>> START Text excerpt
Untransforming

The mouse cursor skates over the flat window, knowing nothing about the complex 3D scene behind it. When a pointer event occurs, we query its coordinates, which are in pixel space, with this event listener:

window.addEventListener('pointerdown', event => {
  const mousePixel = new Vector2(
    event.clientX,
    canvas.height - event.clientY
  );
});

window.addEventListener('pointerdown', event => {
  const mousePixel = new Vector2(
    event.clientX,
    canvas.height - event.clientY
  );
});

Note that we take the complement of the y-coordinate. This action bridges between the two competing standards for arranging the origin and the y-axis. In the browser's pixel space, in which clientX and clientY are defined, the origin is at the top-left corner with the y-axis pointing down. In WebGL and our transformation system, the origin is at the bottom-left with the y-axis pointing up.
>> END Text excerpt
◆ **To do**
a) According to the Untransforming excerpt, where is the origin in WebGL, and which way does the y-axis point?
b) Render the entries starting with the line containing "place-label: Anolaima — [230, 481, 328, 505]" and going on through the line containing "place-label: caima — [105, 775, 169, 799]" as a Markdown table. Use the columns Nr (the row number) and Line (the line), and skip blank lines.
The Untransforming excerpt and the stored entries are separate, unrelated material.
>> START Material for this task
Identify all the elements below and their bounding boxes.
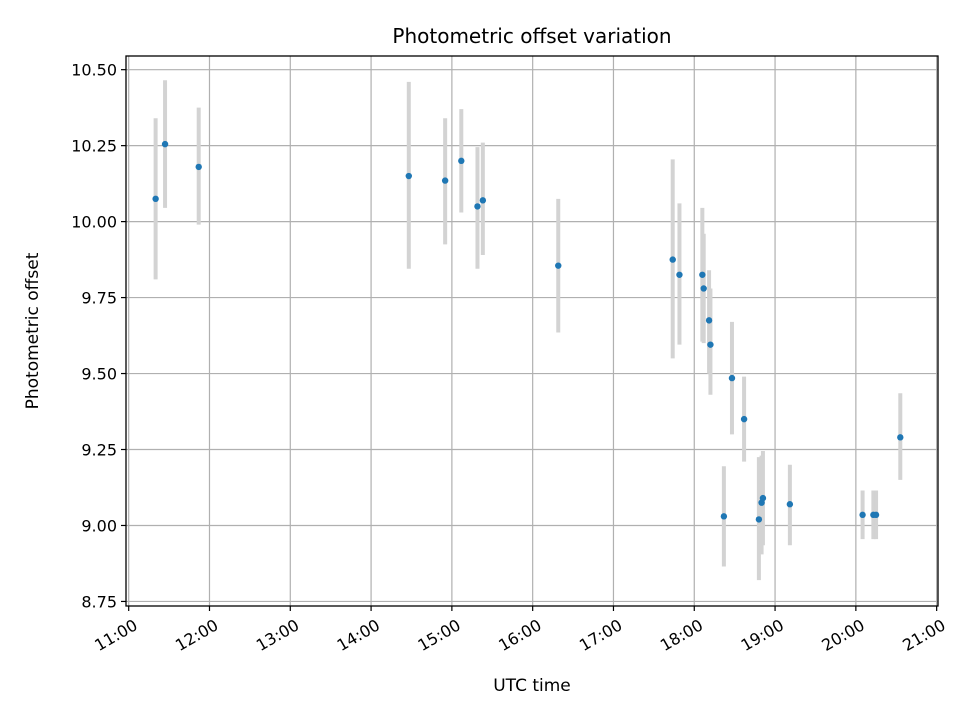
data-point bbox=[474, 203, 481, 210]
x-axis-label: UTC time bbox=[493, 676, 571, 696]
data-point bbox=[759, 494, 767, 502]
data-point bbox=[740, 415, 748, 423]
y-tick-label: 9.25 bbox=[81, 441, 117, 460]
data-point bbox=[728, 374, 736, 382]
data-point bbox=[786, 501, 794, 508]
y-tick-label: 9.75 bbox=[81, 289, 117, 308]
data-point bbox=[872, 511, 880, 519]
data-point bbox=[441, 177, 449, 184]
data-point bbox=[458, 157, 465, 165]
grid-lines bbox=[126, 56, 938, 606]
data-point bbox=[859, 511, 866, 519]
data-point bbox=[479, 197, 487, 204]
data-point bbox=[669, 256, 676, 263]
data-point bbox=[705, 317, 713, 324]
data-point bbox=[405, 172, 412, 180]
data-point bbox=[195, 163, 202, 171]
data-point bbox=[707, 341, 714, 348]
y-tick-label: 10.00 bbox=[71, 213, 117, 232]
y-tick-label: 9.00 bbox=[81, 516, 117, 535]
y-axis-ticks: 8.75 9.00 9.25 9.50 9.75 10.00 10.25 10.50 bbox=[71, 61, 126, 611]
data-point bbox=[720, 513, 728, 520]
data-point bbox=[700, 285, 707, 292]
data-points bbox=[152, 140, 904, 523]
data-point bbox=[161, 140, 169, 148]
y-axis-label: Photometric offset bbox=[23, 252, 43, 409]
y-tick-label: 9.50 bbox=[81, 365, 117, 384]
data-point bbox=[555, 262, 562, 269]
y-tick-label: 8.75 bbox=[81, 592, 117, 611]
plot-area-frame bbox=[125, 55, 939, 607]
y-tick-label: 10.25 bbox=[71, 137, 117, 156]
data-point bbox=[897, 434, 904, 441]
data-point bbox=[676, 271, 683, 278]
data-point bbox=[699, 271, 706, 278]
y-tick-label: 10.50 bbox=[71, 61, 117, 80]
chart-title: Photometric offset variation bbox=[392, 24, 671, 48]
data-point bbox=[755, 516, 763, 523]
data-point bbox=[152, 195, 159, 203]
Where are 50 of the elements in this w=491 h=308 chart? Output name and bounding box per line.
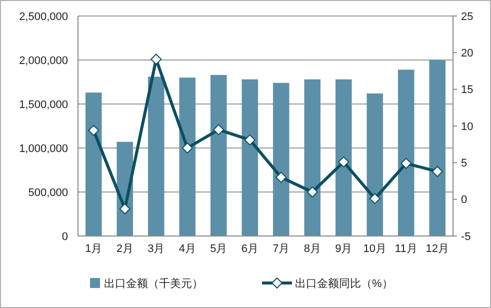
x-tick-label: 10月: [363, 243, 386, 255]
point: [306, 186, 318, 198]
bar: [210, 74, 227, 236]
point: [119, 203, 130, 214]
y-tick-label: 1,500,000: [19, 98, 68, 111]
y-tick-label: 500,000: [28, 186, 68, 199]
bar: [242, 79, 258, 236]
point: [369, 193, 380, 204]
y2-tick-label: 10: [461, 120, 474, 133]
x-tick-label: 2月: [116, 243, 134, 255]
point: [150, 54, 162, 65]
point: [432, 166, 443, 177]
y2-tick-label: 20: [461, 48, 474, 60]
point: [213, 124, 224, 136]
x-tick-label: 4月: [178, 243, 196, 255]
x-tick-label: 12月: [426, 243, 449, 255]
y-tick-label: 2,500,000: [19, 10, 68, 23]
x-tick-label: 7月: [272, 243, 290, 255]
point: [276, 172, 287, 183]
legend-label: 出口金额（千美元）: [104, 276, 203, 290]
legend-label: 出口金额同比（%）: [295, 276, 393, 290]
point: [244, 134, 256, 146]
x-tick-label: 9月: [335, 243, 352, 255]
point: [400, 158, 412, 169]
y2-tick-label: 15: [461, 84, 474, 96]
bar: [366, 93, 383, 236]
y2-tick-label: 0: [461, 194, 468, 206]
bar: [429, 60, 446, 236]
bar: [148, 76, 164, 236]
bar: [273, 82, 290, 236]
y-tick-label: 2,000,000: [19, 54, 68, 67]
y2-tick-label: -5: [461, 230, 471, 243]
bar: [398, 70, 414, 236]
bar: [304, 79, 320, 236]
y-tick-label: 0: [62, 230, 68, 243]
y-tick-label: 1,000,000: [19, 142, 68, 155]
bar: [336, 79, 352, 236]
bar: [86, 92, 102, 236]
point: [338, 156, 350, 168]
x-tick-label: 8月: [304, 243, 321, 255]
x-tick-label: 1月: [85, 243, 102, 255]
x-tick-label: 3月: [148, 243, 165, 255]
point: [182, 142, 193, 154]
point: [88, 124, 100, 136]
x-tick-label: 5月: [210, 243, 228, 255]
y2-tick-label: 25: [461, 10, 474, 23]
y2-tick-label: 5: [461, 158, 468, 170]
bar: [179, 78, 196, 236]
x-tick-label: 11月: [394, 243, 418, 255]
x-tick-label: 6月: [241, 243, 258, 255]
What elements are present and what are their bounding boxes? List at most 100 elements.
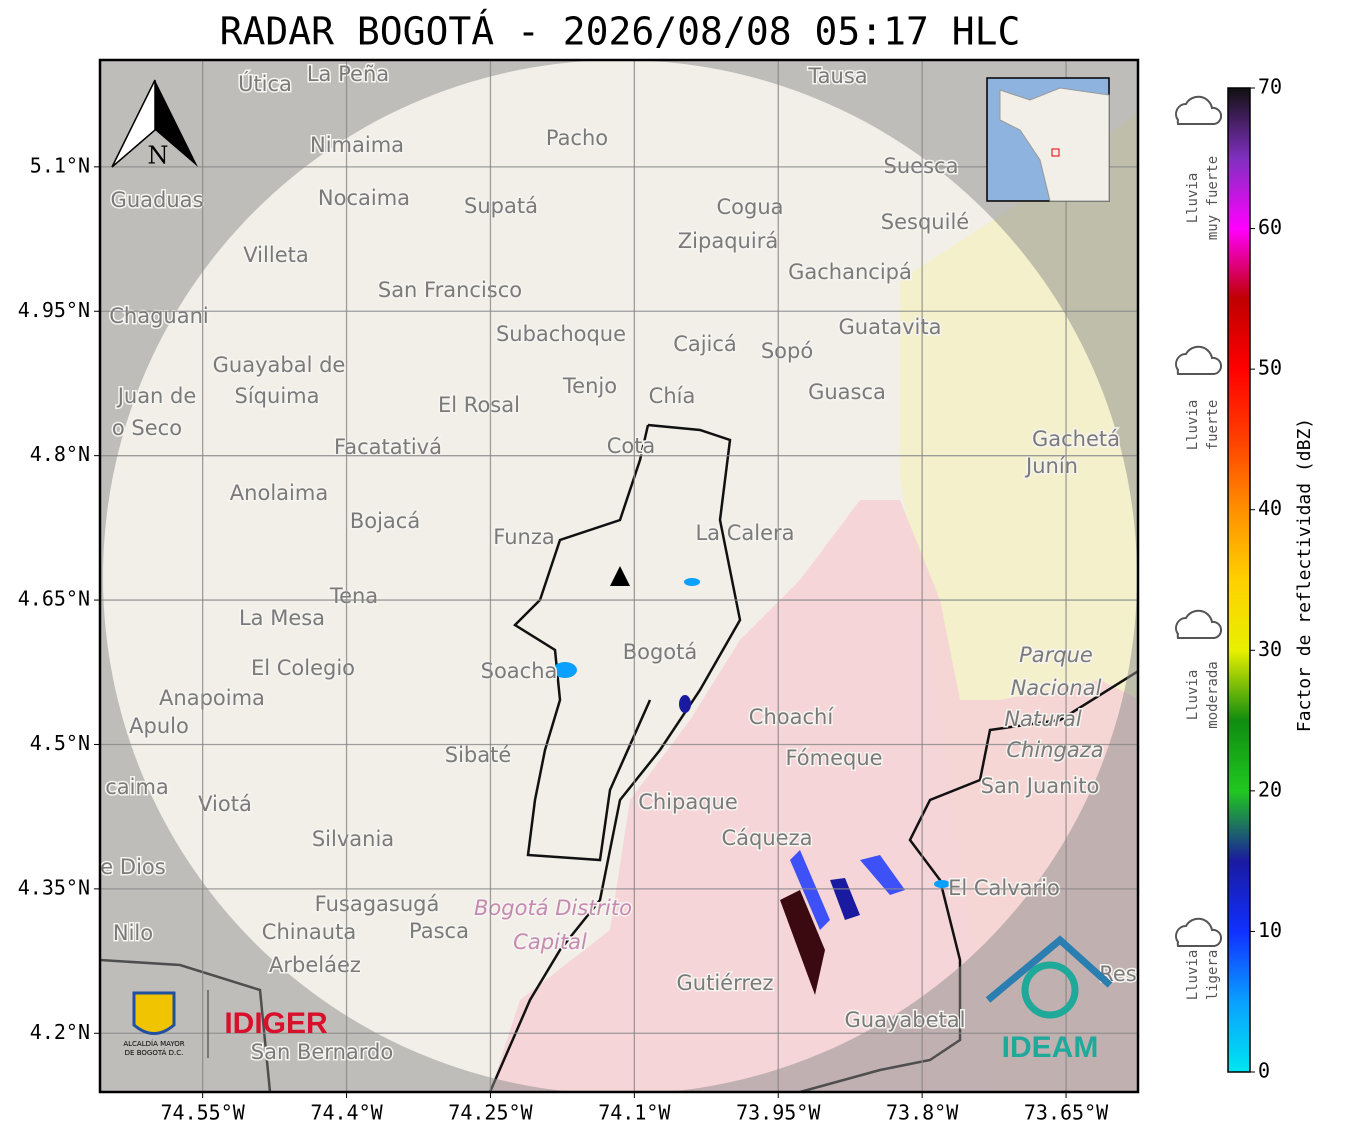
place-label: Anolaima — [230, 481, 328, 505]
place-label: Pasca — [409, 919, 469, 943]
axis-ticks: 74.55°W 74.4°W 74.25°W 74.1°W 73.95°W 73.8°W 7… — [18, 153, 1109, 1124]
place-label: Anapoima — [159, 686, 265, 710]
ideam-logo: IDEAM — [1002, 1031, 1099, 1064]
place-label: Subachoque — [496, 322, 626, 346]
place-label: San Juanito — [981, 774, 1100, 798]
y-tick-label: 4.65°N — [18, 587, 90, 611]
place-label: Síquima — [235, 384, 320, 408]
north-arrow: N — [111, 79, 198, 170]
place-label: Choachí — [749, 705, 835, 729]
x-tick-label: 74.55°W — [161, 1101, 246, 1125]
place-label: Chingaza — [1006, 738, 1103, 762]
place-label: caima — [105, 775, 169, 799]
rain-level-label: muy fuerte — [1205, 156, 1221, 240]
place-label: El Rosal — [438, 393, 520, 417]
radar-site — [610, 566, 630, 586]
y-tick-label: 4.5°N — [30, 731, 90, 755]
logo-ideam: IDEAM — [985, 935, 1113, 1064]
grid — [100, 60, 1138, 1092]
place-label: Nacional — [1011, 676, 1102, 700]
place-label: Sesquilé — [881, 210, 969, 234]
x-tick-label: 74.4°W — [310, 1101, 383, 1125]
radar-echoes — [553, 578, 950, 995]
place-label: Fómeque — [785, 746, 882, 770]
place-label: Tausa — [807, 64, 867, 88]
x-tick-label: 73.65°W — [1024, 1101, 1109, 1125]
x-tick-label: 73.95°W — [736, 1101, 821, 1125]
x-tick-label: 74.1°W — [598, 1101, 671, 1125]
idiger-logo: IDIGER — [224, 1007, 328, 1040]
place-label: El Colegio — [251, 656, 355, 680]
place-label: Útica — [238, 71, 292, 96]
place-label: Nilo — [113, 921, 153, 945]
colorbar-tick-label: 70 — [1258, 75, 1282, 99]
colorbar-tick-label: 10 — [1258, 918, 1282, 942]
place-label: Sibaté — [445, 743, 512, 767]
colorbar-tick-label: 20 — [1258, 777, 1282, 801]
colorbar-scale — [1227, 87, 1251, 1073]
place-label: Cáqueza — [722, 826, 813, 850]
place-label: e Dios — [100, 855, 165, 879]
place-labels: La Peña Útica Tausa Pacho Nimaima Suesca Guadu… — [100, 61, 1138, 1066]
place-label: Chía — [649, 384, 696, 408]
place-label: o Seco — [112, 416, 182, 440]
place-label: Nimaima — [310, 133, 404, 157]
x-tick-label: 73.8°W — [886, 1101, 959, 1125]
place-label: San Bernardo — [251, 1040, 393, 1064]
y-tick-label: 4.95°N — [18, 298, 90, 322]
place-label: Guayabal de — [213, 353, 346, 377]
place-label: Supatá — [464, 194, 538, 218]
place-label: Guasca — [808, 380, 886, 404]
place-label: Apulo — [129, 714, 189, 738]
place-label: Chinauta — [262, 920, 356, 944]
place-label: Guayabetal — [845, 1008, 966, 1032]
place-label: Tenjo — [562, 374, 617, 398]
rain-icon — [1175, 95, 1223, 125]
place-label: La Peña — [307, 62, 389, 86]
rain-level-label: Lluvia — [1185, 950, 1201, 1001]
rain-level-label: ligera — [1205, 950, 1221, 1001]
place-label: Zipaquirá — [678, 229, 778, 253]
place-label: Bojacá — [350, 509, 420, 533]
colorbar-tick-label: 60 — [1258, 215, 1282, 239]
place-label: Nocaima — [318, 186, 410, 210]
place-label: Gutiérrez — [677, 971, 774, 995]
rain-level-label: Lluvia — [1185, 173, 1201, 224]
place-label: Cogua — [716, 195, 783, 219]
map-frame — [98, 58, 1140, 1094]
place-label: El Calvario — [948, 876, 1060, 900]
place-label: Natural — [1004, 707, 1082, 731]
alcaldia-line: DE BOGOTÁ D.C. — [125, 1048, 184, 1057]
rain-icon — [1175, 609, 1223, 639]
place-label: Tena — [329, 584, 378, 608]
place-label: La Mesa — [239, 606, 325, 630]
rain-icon — [1175, 917, 1223, 947]
place-label: Chipaque — [638, 790, 738, 814]
place-label: San Francisco — [378, 278, 522, 302]
colorbar-tick-label: 50 — [1258, 356, 1282, 380]
colorbar-tick-label: 30 — [1258, 637, 1282, 661]
place-label: Fusagasugá — [315, 892, 440, 916]
colorbar-label: Factor de reflectividad (dBZ) — [1294, 418, 1315, 732]
place-label: Guaduas — [111, 188, 204, 212]
place-label: Viotá — [198, 792, 252, 816]
y-tick-label: 4.8°N — [30, 442, 90, 466]
place-label: Gachetá — [1032, 427, 1120, 451]
colorbar-tick-label: 40 — [1258, 496, 1282, 520]
place-label: Bogotá Distrito — [474, 896, 632, 920]
rain-icon — [1175, 345, 1223, 375]
place-label: Soacha — [481, 659, 558, 683]
colorbar-tick-label: 0 — [1258, 1059, 1270, 1083]
y-tick-label: 4.35°N — [18, 875, 90, 899]
north-label: N — [148, 142, 169, 170]
place-label: Cota — [607, 434, 656, 458]
place-label: Chaguani — [109, 304, 209, 328]
rain-level-label: moderada — [1205, 661, 1221, 728]
place-label: Sopó — [761, 339, 813, 363]
region-meta — [490, 500, 1138, 1092]
rain-level-label: Lluvia — [1185, 670, 1201, 721]
place-label: Juan de — [116, 384, 197, 408]
x-tick-label: 74.25°W — [448, 1101, 533, 1125]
>> END Material for this task
◆ **Answers to the exercise**
a) The origin is at the bottom-left, with the y-axis pointing up.

b)
| Nr | Line |
|---|---|
| 1 | place-label: Anolaima — [230, 481, 328, 505] |
| 2 | place-label: Pasca — [409, 919, 469, 943] |
| 3 | axis-ticks: 74.55°W 74.4°W 74.25°W 74.1°W 73.95°W 73.8°W 7… — [18, 153, 1109, 1124] |
| 4 | place-label: Anapoima — [159, 686, 265, 710] |
| 5 | ideam-logo: IDEAM — [1002, 1031, 1099, 1064] |
| 6 | place-label: Subachoque — [496, 322, 626, 346] |
| 7 | place-label: San Juanito — [981, 774, 1100, 798] |
| 8 | y-tick-label: 4.65°N — [18, 587, 90, 611] |
| 9 | place-label: Síquima — [235, 384, 320, 408] |
| 10 | north-arrow: N — [111, 79, 198, 170] |
| 11 | place-label: Choachí — [749, 705, 835, 729] |
| 12 | x-tick-label: 74.55°W — [161, 1101, 246, 1125] |
| 13 | place-label: Chingaza — [1006, 738, 1103, 762] |
| 14 | place-label: caima — [105, 775, 169, 799] |